Items from a dataset
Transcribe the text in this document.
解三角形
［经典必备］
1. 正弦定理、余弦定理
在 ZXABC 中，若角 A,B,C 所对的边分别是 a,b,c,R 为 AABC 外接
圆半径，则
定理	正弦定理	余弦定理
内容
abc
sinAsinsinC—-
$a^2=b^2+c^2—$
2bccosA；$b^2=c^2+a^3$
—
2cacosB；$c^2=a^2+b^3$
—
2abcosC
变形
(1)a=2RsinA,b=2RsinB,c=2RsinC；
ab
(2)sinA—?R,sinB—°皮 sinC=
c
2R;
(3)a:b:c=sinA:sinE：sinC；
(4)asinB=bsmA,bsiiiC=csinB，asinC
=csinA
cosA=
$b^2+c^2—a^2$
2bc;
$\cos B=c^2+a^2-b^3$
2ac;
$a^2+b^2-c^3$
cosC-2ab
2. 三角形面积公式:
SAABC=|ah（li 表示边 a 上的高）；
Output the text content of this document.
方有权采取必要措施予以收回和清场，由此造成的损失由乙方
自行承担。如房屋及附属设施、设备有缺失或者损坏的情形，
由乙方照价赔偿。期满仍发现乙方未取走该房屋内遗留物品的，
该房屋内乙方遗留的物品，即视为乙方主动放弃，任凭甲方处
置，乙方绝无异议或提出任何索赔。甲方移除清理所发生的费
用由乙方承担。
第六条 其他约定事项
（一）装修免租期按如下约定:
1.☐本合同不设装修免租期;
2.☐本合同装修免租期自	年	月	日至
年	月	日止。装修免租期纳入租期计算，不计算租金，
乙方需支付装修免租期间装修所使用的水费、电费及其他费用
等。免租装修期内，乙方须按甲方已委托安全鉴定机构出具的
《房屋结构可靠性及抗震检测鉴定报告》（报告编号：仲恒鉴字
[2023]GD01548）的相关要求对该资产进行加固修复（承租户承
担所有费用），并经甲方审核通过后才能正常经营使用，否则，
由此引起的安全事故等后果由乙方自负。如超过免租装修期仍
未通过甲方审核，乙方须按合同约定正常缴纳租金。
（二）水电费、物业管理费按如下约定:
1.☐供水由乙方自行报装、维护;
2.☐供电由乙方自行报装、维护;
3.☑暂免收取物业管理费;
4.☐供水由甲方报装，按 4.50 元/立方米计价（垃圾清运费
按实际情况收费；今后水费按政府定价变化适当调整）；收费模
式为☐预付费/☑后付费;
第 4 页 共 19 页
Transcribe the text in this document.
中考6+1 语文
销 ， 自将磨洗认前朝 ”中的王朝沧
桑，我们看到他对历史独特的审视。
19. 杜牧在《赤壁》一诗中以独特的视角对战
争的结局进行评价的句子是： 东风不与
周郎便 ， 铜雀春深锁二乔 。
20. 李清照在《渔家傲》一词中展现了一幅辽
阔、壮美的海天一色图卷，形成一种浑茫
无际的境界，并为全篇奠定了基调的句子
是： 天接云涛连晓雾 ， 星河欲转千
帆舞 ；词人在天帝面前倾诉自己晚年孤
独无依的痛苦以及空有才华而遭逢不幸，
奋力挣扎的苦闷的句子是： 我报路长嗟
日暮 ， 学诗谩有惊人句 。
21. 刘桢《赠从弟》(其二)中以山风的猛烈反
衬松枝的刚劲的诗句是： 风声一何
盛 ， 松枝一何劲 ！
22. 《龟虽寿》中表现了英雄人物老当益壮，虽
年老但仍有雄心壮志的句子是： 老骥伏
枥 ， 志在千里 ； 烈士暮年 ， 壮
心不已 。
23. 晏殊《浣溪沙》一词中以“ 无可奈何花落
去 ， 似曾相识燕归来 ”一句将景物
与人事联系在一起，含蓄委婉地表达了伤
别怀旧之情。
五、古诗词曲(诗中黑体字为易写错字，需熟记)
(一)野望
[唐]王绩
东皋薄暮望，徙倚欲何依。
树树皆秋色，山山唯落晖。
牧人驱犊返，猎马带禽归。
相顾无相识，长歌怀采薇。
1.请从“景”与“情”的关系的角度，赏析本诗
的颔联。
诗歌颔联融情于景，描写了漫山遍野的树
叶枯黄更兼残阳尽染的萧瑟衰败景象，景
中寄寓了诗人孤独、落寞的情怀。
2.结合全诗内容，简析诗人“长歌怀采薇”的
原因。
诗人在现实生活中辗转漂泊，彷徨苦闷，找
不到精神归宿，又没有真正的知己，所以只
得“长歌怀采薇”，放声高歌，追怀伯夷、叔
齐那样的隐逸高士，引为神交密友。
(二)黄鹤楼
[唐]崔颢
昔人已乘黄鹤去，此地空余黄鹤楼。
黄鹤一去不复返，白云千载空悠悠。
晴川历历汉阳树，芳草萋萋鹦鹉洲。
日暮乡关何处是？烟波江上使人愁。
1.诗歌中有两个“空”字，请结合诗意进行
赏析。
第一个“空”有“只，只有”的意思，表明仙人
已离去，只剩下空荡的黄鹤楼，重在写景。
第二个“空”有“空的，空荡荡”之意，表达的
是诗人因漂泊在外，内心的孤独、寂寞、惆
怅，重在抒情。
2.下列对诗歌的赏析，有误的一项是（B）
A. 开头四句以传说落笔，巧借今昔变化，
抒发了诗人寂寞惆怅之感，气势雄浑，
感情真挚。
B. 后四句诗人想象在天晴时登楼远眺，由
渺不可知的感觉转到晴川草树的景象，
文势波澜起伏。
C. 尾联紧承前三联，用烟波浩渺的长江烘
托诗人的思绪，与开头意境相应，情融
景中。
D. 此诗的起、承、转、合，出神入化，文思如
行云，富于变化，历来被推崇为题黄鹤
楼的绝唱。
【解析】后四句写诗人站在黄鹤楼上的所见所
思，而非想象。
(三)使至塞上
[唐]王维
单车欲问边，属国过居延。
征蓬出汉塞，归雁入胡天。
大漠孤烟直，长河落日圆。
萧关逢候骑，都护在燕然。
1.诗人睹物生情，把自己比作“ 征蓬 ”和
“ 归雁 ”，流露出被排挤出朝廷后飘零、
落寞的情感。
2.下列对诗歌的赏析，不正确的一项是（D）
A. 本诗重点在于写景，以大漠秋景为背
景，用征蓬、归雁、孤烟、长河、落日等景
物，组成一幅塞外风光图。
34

WHAT YOU SHOULD DO: Pick out every line above that holds the word "下列对诗歌的赏析" and copy it.

RESULT OF THIS TASK:
2.下列对诗歌的赏析，有误的一项是（B）
2.下列对诗歌的赏析，不正确的一项是（D）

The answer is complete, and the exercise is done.